▸ Description of the task:
Copy each line in the data that includes the word "Memory".

▸ Data to use:
___
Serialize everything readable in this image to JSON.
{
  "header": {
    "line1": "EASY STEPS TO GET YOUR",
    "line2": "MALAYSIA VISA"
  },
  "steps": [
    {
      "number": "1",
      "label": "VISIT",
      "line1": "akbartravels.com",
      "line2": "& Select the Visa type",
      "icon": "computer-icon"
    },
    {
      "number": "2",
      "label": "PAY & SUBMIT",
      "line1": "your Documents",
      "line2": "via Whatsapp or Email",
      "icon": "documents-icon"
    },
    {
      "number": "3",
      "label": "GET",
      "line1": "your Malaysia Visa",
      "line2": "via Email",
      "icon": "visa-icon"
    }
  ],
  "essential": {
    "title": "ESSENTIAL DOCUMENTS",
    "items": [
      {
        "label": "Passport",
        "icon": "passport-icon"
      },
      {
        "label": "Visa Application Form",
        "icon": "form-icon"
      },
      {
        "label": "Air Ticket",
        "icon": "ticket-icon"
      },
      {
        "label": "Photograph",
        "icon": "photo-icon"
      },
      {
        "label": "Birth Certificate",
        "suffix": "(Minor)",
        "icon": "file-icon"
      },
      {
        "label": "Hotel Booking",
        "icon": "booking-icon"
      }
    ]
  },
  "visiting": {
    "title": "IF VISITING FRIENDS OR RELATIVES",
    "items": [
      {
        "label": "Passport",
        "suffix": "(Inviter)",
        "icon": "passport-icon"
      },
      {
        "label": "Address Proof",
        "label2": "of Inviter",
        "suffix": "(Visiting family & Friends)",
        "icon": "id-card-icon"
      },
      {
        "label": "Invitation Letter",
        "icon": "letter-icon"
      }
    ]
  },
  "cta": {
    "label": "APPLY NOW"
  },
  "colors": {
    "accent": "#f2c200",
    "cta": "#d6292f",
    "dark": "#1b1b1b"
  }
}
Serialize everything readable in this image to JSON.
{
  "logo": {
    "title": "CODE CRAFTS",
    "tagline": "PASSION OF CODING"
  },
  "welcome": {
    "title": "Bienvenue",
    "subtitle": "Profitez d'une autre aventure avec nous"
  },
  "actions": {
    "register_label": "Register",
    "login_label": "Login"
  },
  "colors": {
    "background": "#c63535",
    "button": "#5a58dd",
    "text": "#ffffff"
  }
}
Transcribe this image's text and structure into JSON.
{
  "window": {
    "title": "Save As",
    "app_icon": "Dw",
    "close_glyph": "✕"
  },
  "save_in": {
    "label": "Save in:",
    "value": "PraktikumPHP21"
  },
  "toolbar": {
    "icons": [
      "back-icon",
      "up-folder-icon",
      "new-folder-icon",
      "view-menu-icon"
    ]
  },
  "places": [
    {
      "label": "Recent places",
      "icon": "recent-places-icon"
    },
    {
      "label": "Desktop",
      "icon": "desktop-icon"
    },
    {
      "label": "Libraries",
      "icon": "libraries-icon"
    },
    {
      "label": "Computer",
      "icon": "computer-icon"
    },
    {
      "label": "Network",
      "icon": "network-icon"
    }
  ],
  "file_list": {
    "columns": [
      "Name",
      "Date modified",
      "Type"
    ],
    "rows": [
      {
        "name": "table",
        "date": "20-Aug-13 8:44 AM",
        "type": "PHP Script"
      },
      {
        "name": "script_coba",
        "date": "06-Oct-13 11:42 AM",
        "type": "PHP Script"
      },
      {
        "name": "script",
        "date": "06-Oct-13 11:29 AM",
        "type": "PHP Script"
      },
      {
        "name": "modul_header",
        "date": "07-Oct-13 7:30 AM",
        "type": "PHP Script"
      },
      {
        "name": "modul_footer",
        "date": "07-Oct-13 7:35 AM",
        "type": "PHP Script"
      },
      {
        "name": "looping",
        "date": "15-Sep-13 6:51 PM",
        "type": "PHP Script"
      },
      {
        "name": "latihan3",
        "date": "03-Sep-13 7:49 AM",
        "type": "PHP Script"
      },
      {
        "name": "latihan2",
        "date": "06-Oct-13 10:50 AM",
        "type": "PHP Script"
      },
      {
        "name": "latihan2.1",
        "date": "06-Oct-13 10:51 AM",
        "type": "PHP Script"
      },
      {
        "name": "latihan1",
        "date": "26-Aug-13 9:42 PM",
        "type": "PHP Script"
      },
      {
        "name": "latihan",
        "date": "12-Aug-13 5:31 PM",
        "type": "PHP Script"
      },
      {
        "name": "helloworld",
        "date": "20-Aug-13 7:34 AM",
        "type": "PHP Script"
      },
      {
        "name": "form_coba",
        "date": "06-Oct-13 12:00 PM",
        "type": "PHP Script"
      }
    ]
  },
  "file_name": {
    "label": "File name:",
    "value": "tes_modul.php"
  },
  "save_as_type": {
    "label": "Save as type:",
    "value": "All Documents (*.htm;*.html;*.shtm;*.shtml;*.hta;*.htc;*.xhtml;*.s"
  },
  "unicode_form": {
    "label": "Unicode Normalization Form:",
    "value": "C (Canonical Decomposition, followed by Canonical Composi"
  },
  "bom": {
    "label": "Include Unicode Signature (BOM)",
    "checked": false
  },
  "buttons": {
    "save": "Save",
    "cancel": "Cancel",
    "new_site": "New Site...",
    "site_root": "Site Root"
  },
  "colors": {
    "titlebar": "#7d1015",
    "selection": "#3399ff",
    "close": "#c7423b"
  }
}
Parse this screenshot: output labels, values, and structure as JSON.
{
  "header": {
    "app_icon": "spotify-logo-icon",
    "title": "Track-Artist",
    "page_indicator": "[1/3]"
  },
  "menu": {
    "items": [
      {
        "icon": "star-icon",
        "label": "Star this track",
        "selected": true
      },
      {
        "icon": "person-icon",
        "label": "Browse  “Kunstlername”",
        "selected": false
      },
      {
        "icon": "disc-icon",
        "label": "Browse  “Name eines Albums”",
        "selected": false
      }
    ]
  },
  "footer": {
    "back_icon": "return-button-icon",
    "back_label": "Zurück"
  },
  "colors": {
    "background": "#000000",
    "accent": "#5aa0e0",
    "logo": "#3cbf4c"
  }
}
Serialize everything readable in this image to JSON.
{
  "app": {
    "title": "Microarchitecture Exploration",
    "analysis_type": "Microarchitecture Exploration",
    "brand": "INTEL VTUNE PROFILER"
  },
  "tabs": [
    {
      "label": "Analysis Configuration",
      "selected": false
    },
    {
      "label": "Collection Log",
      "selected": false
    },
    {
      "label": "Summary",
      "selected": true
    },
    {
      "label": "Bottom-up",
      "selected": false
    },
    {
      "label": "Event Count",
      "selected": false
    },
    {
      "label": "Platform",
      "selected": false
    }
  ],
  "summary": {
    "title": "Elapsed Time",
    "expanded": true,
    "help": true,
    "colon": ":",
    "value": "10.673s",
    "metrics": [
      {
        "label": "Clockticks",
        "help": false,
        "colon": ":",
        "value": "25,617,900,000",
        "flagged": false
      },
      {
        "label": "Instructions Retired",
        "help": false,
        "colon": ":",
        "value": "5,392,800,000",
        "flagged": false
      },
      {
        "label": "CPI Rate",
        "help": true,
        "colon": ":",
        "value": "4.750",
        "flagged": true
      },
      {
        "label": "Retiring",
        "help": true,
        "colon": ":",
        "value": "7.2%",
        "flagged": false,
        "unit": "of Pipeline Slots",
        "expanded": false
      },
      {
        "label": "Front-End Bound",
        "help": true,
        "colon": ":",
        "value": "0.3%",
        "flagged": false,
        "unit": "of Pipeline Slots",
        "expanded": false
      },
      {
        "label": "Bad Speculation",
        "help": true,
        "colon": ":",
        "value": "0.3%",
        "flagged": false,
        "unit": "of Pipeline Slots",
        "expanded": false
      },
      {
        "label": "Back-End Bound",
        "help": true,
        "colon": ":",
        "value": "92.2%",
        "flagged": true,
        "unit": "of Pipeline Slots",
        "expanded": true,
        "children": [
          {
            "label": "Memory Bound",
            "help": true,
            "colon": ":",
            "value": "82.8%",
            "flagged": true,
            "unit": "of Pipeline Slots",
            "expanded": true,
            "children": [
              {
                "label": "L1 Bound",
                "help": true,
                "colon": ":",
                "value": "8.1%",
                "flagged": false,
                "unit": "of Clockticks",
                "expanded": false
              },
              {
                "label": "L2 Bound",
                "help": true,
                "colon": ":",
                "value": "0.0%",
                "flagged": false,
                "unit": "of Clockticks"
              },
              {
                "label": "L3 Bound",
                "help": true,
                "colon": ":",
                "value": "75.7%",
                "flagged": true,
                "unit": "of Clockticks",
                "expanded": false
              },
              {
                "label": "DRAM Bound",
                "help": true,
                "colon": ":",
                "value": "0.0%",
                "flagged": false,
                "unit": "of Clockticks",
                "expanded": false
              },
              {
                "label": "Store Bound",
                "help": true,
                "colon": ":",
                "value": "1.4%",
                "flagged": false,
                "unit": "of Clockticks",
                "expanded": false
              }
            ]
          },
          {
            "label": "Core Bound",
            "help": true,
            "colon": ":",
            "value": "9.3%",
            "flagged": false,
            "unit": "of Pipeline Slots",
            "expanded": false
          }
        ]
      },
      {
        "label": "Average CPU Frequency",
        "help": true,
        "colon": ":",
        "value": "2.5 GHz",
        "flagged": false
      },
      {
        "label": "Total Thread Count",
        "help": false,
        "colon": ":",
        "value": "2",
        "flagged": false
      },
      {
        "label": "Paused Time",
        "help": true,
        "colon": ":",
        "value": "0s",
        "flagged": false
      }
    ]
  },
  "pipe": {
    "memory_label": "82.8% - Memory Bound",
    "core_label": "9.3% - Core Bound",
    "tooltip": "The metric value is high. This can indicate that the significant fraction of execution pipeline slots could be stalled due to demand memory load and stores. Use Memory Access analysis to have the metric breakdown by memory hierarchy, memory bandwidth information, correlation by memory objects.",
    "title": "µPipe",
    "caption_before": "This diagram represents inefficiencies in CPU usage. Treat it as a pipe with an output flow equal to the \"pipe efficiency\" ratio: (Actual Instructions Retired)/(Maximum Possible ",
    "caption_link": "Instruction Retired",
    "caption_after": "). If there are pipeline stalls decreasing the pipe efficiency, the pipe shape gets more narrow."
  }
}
___
▸ Exercise solution:
            "label": "Memory Bound",
    "memory_label": "82.8% - Memory Bound",
    "tooltip": "The metric value is high. This can indicate that the significant fraction of execution pipeline slots could be stalled due to demand memory load and stores. Use Memory Access analysis to have the metric breakdown by memory hierarchy, memory bandwidth information, correlation by memory objects.",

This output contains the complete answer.